▶ [THE DATA]:
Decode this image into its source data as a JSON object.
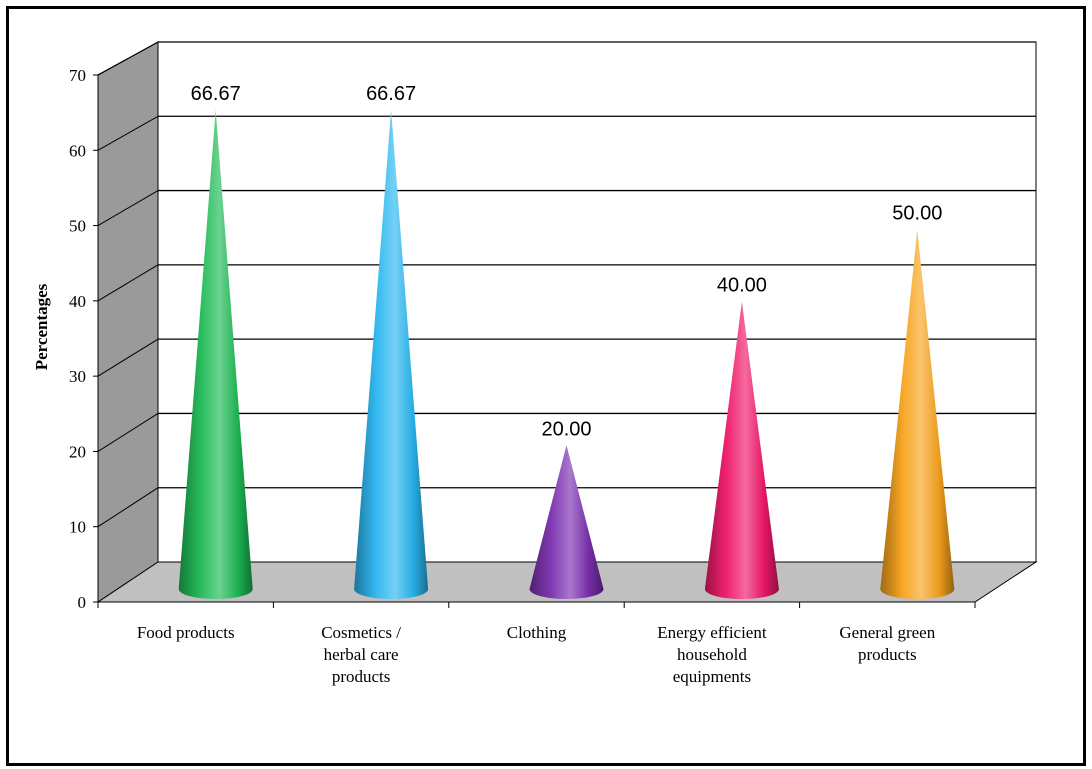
{
  "chart_data": {
    "type": "bar",
    "bar_shape": "3d-cone",
    "categories": [
      [
        "Food products"
      ],
      [
        "Cosmetics /",
        "herbal care",
        "products"
      ],
      [
        "Clothing"
      ],
      [
        "Energy efficient",
        "household",
        "equipments"
      ],
      [
        "General green",
        "products"
      ]
    ],
    "values": [
      66.67,
      66.67,
      20.0,
      40.0,
      50.0
    ],
    "data_labels": [
      "66.67",
      "66.67",
      "20.00",
      "40.00",
      "50.00"
    ],
    "colors": [
      "#1DB954",
      "#29B6F0",
      "#7B2FB0",
      "#F0186A",
      "#F7A21B"
    ],
    "title": "",
    "xlabel": "",
    "ylabel": "Percentages",
    "ylim": [
      0,
      70
    ],
    "yticks": [
      "0",
      "10",
      "20",
      "30",
      "40",
      "50",
      "60",
      "70"
    ],
    "grid": true,
    "legend": "none"
  }
}
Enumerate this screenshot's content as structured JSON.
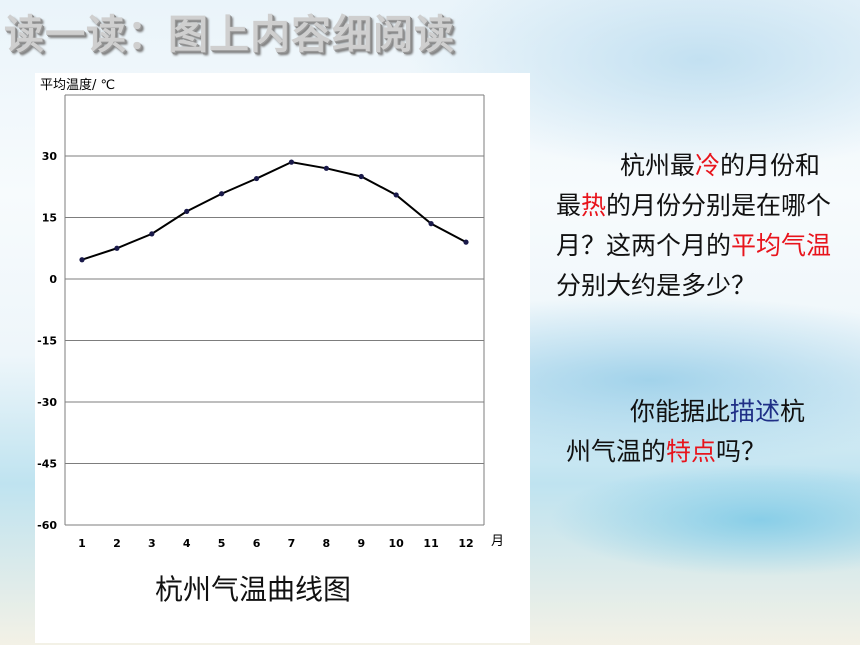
{
  "slide": {
    "title": "读一读：图上内容细阅读",
    "q1": {
      "part1": "杭州最",
      "hl1": "冷",
      "part2": "的月份和最",
      "hl2": "热",
      "part3": "的月份分别是在哪个月？这两个月的",
      "hl3": "平均气温",
      "part4": "分别大约是多少？"
    },
    "q2": {
      "part1": "你能据此",
      "hl1": "描述",
      "part2": "杭州气温的",
      "hl2": "特点",
      "part3": "吗？"
    },
    "colors": {
      "highlight_red": "#e8141c",
      "highlight_blue": "#1f2f86",
      "line": "#000000"
    }
  },
  "chart_data": {
    "type": "line",
    "title": "杭州气温曲线图",
    "ylabel": "平均温度/ ℃",
    "xlabel": "月",
    "categories": [
      "1",
      "2",
      "3",
      "4",
      "5",
      "6",
      "7",
      "8",
      "9",
      "10",
      "11",
      "12"
    ],
    "values": [
      4.7,
      7.5,
      11,
      16.5,
      20.8,
      24.5,
      28.5,
      27,
      25,
      20.5,
      13.5,
      9
    ],
    "yticks": [
      "30",
      "15",
      "0",
      "-15",
      "-30",
      "-45",
      "-60"
    ],
    "ylim": [
      -60,
      45
    ],
    "grid": true,
    "legend": "none"
  }
}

▶ [GOAL]:
Copy every entry exactly as written. Pictures are excluded.

▶ [REPLY TO THE EXERCISE]:
Decode this image into its source data as a JSON object.
{
  "chart_data": {
    "type": "bar",
    "bar_shape": "3d-cone",
    "categories": [
      [
        "Food products"
      ],
      [
        "Cosmetics /",
        "herbal care",
        "products"
      ],
      [
        "Clothing"
      ],
      [
        "Energy efficient",
        "household",
        "equipments"
      ],
      [
        "General green",
        "products"
      ]
    ],
    "values": [
      66.67,
      66.67,
      20.0,
      40.0,
      50.0
    ],
    "data_labels": [
      "66.67",
      "66.67",
      "20.00",
      "40.00",
      "50.00"
    ],
    "colors": [
      "#1DB954",
      "#29B6F0",
      "#7B2FB0",
      "#F0186A",
      "#F7A21B"
    ],
    "title": "",
    "xlabel": "",
    "ylabel": "Percentages",
    "ylim": [
      0,
      70
    ],
    "yticks": [
      "0",
      "10",
      "20",
      "30",
      "40",
      "50",
      "60",
      "70"
    ],
    "grid": true,
    "legend": "none"
  }
}
Enumerate this screenshot's content as structured JSON.
{
  "slide": {
    "title": "读一读：图上内容细阅读",
    "q1": {
      "part1": "杭州最",
      "hl1": "冷",
      "part2": "的月份和最",
      "hl2": "热",
      "part3": "的月份分别是在哪个月？这两个月的",
      "hl3": "平均气温",
      "part4": "分别大约是多少？"
    },
    "q2": {
      "part1": "你能据此",
      "hl1": "描述",
      "part2": "杭州气温的",
      "hl2": "特点",
      "part3": "吗？"
    },
    "colors": {
      "highlight_red": "#e8141c",
      "highlight_blue": "#1f2f86",
      "line": "#000000"
    }
  },
  "chart_data": {
    "type": "line",
    "title": "杭州气温曲线图",
    "ylabel": "平均温度/ ℃",
    "xlabel": "月",
    "categories": [
      "1",
      "2",
      "3",
      "4",
      "5",
      "6",
      "7",
      "8",
      "9",
      "10",
      "11",
      "12"
    ],
    "values": [
      4.7,
      7.5,
      11,
      16.5,
      20.8,
      24.5,
      28.5,
      27,
      25,
      20.5,
      13.5,
      9
    ],
    "yticks": [
      "30",
      "15",
      "0",
      "-15",
      "-30",
      "-45",
      "-60"
    ],
    "ylim": [
      -60,
      45
    ],
    "grid": true,
    "legend": "none"
  }
}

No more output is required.